** TASK TO CARRY OUT **
Rewrite the part of the forum comment on startup hiring starting at "It makes the" and ending at "for 6 months.", with "B players" changed to "second-tier engineers".

That is... not what a cult is.

By "diaper", I mean the tool you use to pound nails in.

 _The best way to prove to yourself and to potential investors that you have a
killer idea is to see if you can get a number of A level engineers to join you
by only offering them equity and no initial salary._

First of all, this "real men don't take salary" nonsense is blatant classism.
It makes the classism of "Hiring is Obsolete" appear subtle.

Second, A-level engineers aren't going to take on personal financial risk for
someone else's idea (unless they're rich, in which case, why aren't they angel
investors?) It just does not happen. The sub-market salaries and low autonomy
of typical startup jobs are going to attract B players, except in dogshit
economic situations like November 2008 (which one hopes we'll never see
again).

 _How to convince a superstar to join you: "Let me rent you for 6 months.
You'll learn an insane amount about building a startup from me that will help
you prepare to start up your ﬁrst company. You'll have the pedigree of
Powerset standing behind you; and you'll have some cash in your pocket."_

I'm probably too old to be considered a "superstar" by the sorts of asshats
that VCs fund, but I would see this as akin to unpaid internships (in, say,
publishing) that tout the career benefits (to which, the proper response is:
"fuck you, pay me"). "This is a career opportunity for you" is such
condescending shit it makes me want to vomit. It's saying, "I have connections
and you're a middle-class fuckup, so work for me for free."

** STORED RECORDS **
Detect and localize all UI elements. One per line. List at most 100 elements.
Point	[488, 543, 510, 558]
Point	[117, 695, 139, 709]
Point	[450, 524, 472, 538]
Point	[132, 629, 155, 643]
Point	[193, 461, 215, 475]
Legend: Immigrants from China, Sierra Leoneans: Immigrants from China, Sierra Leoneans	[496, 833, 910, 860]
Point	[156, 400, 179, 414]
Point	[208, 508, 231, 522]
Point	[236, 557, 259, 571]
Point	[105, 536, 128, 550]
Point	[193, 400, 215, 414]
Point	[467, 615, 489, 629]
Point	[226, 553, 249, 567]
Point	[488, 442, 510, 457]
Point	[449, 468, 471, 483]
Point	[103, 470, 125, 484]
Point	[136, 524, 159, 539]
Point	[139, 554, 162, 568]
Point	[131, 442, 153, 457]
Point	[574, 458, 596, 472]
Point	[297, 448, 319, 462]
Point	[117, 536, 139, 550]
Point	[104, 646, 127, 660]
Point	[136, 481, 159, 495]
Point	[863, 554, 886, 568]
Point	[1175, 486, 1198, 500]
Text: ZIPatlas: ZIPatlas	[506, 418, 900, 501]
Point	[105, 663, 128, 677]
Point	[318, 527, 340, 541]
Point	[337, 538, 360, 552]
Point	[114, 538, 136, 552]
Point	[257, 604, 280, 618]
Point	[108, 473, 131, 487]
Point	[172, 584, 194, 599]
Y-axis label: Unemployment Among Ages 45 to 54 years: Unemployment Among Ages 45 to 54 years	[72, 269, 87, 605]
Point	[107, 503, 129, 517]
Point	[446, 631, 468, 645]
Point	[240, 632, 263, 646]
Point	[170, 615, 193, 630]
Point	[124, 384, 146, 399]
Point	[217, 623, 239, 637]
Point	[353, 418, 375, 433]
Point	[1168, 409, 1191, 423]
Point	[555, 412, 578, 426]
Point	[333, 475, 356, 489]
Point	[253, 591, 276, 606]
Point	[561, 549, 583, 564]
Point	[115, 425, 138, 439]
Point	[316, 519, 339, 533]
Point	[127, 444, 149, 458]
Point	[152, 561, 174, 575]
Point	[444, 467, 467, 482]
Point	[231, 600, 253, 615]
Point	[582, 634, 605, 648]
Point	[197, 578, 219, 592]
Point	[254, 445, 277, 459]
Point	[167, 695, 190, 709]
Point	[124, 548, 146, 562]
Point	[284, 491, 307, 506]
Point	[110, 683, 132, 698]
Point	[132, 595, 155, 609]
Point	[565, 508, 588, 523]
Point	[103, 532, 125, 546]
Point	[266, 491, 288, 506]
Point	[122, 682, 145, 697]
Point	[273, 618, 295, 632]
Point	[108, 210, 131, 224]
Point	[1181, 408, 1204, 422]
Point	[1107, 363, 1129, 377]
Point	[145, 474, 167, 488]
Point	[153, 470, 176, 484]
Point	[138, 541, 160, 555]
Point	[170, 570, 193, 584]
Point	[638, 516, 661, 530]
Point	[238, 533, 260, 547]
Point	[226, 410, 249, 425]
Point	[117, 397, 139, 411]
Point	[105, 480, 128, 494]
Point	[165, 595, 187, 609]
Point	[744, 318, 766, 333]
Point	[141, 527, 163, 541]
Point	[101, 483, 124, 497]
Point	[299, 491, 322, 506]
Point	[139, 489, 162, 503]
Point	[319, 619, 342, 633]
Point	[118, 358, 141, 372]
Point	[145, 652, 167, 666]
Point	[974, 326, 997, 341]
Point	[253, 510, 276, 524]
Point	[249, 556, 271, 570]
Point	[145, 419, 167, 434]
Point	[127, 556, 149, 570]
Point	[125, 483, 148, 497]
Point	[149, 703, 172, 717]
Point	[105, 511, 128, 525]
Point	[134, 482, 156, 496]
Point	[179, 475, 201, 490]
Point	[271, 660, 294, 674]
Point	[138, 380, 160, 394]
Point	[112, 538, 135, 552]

** ANSWER FOR THE TASK **
It makes the classism of "Hiring is Obsolete" appear subtle.

Second, A-level engineers aren't going to take on personal financial risk for
someone else's idea (unless they're rich, in which case, why aren't they angel
investors?) It just does not happen. The sub-market salaries and low autonomy
of typical startup jobs are going to attract second-tier engineers, except in dogshit
economic situations like November 2008 (which one hopes we'll never see
again).

 _How to convince a superstar to join you: "Let me rent you for 6 months.